**Task statement**: Transcribe each record exactly. Include every one.

Data items:
====

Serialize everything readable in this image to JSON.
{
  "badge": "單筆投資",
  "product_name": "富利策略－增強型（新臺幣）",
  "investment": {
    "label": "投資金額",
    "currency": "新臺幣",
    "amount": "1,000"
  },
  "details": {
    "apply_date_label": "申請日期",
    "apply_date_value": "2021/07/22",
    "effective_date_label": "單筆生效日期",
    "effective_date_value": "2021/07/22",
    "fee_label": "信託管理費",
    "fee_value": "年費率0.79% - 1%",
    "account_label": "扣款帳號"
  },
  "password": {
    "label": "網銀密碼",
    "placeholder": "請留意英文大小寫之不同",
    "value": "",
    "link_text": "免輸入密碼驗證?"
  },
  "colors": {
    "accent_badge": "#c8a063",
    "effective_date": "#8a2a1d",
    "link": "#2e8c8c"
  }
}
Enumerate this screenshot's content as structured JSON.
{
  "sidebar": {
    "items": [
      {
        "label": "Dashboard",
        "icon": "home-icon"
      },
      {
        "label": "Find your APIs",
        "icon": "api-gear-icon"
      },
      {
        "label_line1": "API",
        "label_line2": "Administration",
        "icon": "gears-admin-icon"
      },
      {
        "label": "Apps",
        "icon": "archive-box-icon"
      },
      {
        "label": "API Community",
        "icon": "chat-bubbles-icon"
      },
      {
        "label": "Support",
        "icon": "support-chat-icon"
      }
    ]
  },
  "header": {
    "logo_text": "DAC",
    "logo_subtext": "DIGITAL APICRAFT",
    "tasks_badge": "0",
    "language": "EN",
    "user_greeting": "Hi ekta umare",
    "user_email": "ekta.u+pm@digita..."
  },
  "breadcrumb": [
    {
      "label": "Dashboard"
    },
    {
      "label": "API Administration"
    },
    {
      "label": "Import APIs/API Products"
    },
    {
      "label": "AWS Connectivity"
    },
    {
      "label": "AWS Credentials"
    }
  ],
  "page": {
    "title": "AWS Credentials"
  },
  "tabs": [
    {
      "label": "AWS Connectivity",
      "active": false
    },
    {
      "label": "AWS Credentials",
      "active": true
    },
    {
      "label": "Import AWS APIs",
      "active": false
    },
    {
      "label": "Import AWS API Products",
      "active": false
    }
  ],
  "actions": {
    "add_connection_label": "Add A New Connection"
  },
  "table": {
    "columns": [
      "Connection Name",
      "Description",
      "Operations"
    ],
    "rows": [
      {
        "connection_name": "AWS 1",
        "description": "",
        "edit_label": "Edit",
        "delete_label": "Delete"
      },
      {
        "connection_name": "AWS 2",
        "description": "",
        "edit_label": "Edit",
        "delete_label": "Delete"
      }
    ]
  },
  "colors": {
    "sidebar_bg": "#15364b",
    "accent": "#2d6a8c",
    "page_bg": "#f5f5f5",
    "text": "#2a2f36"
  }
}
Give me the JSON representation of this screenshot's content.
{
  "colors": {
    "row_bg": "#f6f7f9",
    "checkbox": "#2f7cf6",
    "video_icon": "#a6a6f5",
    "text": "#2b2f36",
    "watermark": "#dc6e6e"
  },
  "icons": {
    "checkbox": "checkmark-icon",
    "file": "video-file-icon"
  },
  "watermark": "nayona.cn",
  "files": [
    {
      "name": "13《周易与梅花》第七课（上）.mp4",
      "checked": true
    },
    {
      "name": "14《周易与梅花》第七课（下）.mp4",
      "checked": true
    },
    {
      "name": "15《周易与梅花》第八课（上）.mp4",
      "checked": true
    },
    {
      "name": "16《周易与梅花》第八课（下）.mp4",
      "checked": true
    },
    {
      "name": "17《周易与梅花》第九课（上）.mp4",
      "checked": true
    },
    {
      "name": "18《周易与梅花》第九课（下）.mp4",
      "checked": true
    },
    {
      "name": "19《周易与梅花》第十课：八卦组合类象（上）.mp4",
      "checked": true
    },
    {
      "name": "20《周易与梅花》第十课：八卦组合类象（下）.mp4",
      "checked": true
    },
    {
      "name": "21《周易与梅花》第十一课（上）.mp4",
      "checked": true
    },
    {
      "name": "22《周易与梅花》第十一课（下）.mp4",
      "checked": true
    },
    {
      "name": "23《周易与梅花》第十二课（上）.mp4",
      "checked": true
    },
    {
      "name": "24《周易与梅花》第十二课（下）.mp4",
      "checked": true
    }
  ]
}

====

**The completed task**:
Serialize everything readable in this image to JSON.
{
  "badge": "單筆投資",
  "product_name": "富利策略－增強型（新臺幣）",
  "investment": {
    "label": "投資金額",
    "currency": "新臺幣",
    "amount": "1,000"
  },
  "details": {
    "apply_date_label": "申請日期",
    "apply_date_value": "2021/07/22",
    "effective_date_label": "單筆生效日期",
    "effective_date_value": "2021/07/22",
    "fee_label": "信託管理費",
    "fee_value": "年費率0.79% - 1%",
    "account_label": "扣款帳號"
  },
  "password": {
    "label": "網銀密碼",
    "placeholder": "請留意英文大小寫之不同",
    "value": "",
    "link_text": "免輸入密碼驗證?"
  },
  "colors": {
    "accent_badge": "#c8a063",
    "effective_date": "#8a2a1d",
    "link": "#2e8c8c"
  }
}
Enumerate this screenshot's content as structured JSON.
{
  "sidebar": {
    "items": [
      {
        "label": "Dashboard",
        "icon": "home-icon"
      },
      {
        "label": "Find your APIs",
        "icon": "api-gear-icon"
      },
      {
        "label_line1": "API",
        "label_line2": "Administration",
        "icon": "gears-admin-icon"
      },
      {
        "label": "Apps",
        "icon": "archive-box-icon"
      },
      {
        "label": "API Community",
        "icon": "chat-bubbles-icon"
      },
      {
        "label": "Support",
        "icon": "support-chat-icon"
      }
    ]
  },
  "header": {
    "logo_text": "DAC",
    "logo_subtext": "DIGITAL APICRAFT",
    "tasks_badge": "0",
    "language": "EN",
    "user_greeting": "Hi ekta umare",
    "user_email": "ekta.u+pm@digita..."
  },
  "breadcrumb": [
    {
      "label": "Dashboard"
    },
    {
      "label": "API Administration"
    },
    {
      "label": "Import APIs/API Products"
    },
    {
      "label": "AWS Connectivity"
    },
    {
      "label": "AWS Credentials"
    }
  ],
  "page": {
    "title": "AWS Credentials"
  },
  "tabs": [
    {
      "label": "AWS Connectivity",
      "active": false
    },
    {
      "label": "AWS Credentials",
      "active": true
    },
    {
      "label": "Import AWS APIs",
      "active": false
    },
    {
      "label": "Import AWS API Products",
      "active": false
    }
  ],
  "actions": {
    "add_connection_label": "Add A New Connection"
  },
  "table": {
    "columns": [
      "Connection Name",
      "Description",
      "Operations"
    ],
    "rows": [
      {
        "connection_name": "AWS 1",
        "description": "",
        "edit_label": "Edit",
        "delete_label": "Delete"
      },
      {
        "connection_name": "AWS 2",
        "description": "",
        "edit_label": "Edit",
        "delete_label": "Delete"
      }
    ]
  },
  "colors": {
    "sidebar_bg": "#15364b",
    "accent": "#2d6a8c",
    "page_bg": "#f5f5f5",
    "text": "#2a2f36"
  }
}
Give me the JSON representation of this screenshot's content.
{
  "colors": {
    "row_bg": "#f6f7f9",
    "checkbox": "#2f7cf6",
    "video_icon": "#a6a6f5",
    "text": "#2b2f36",
    "watermark": "#dc6e6e"
  },
  "icons": {
    "checkbox": "checkmark-icon",
    "file": "video-file-icon"
  },
  "watermark": "nayona.cn",
  "files": [
    {
      "name": "13《周易与梅花》第七课（上）.mp4",
      "checked": true
    },
    {
      "name": "14《周易与梅花》第七课（下）.mp4",
      "checked": true
    },
    {
      "name": "15《周易与梅花》第八课（上）.mp4",
      "checked": true
    },
    {
      "name": "16《周易与梅花》第八课（下）.mp4",
      "checked": true
    },
    {
      "name": "17《周易与梅花》第九课（上）.mp4",
      "checked": true
    },
    {
      "name": "18《周易与梅花》第九课（下）.mp4",
      "checked": true
    },
    {
      "name": "19《周易与梅花》第十课：八卦组合类象（上）.mp4",
      "checked": true
    },
    {
      "name": "20《周易与梅花》第十课：八卦组合类象（下）.mp4",
      "checked": true
    },
    {
      "name": "21《周易与梅花》第十一课（上）.mp4",
      "checked": true
    },
    {
      "name": "22《周易与梅花》第十一课（下）.mp4",
      "checked": true
    },
    {
      "name": "23《周易与梅花》第十二课（上）.mp4",
      "checked": true
    },
    {
      "name": "24《周易与梅花》第十二课（下）.mp4",
      "checked": true
    }
  ]
}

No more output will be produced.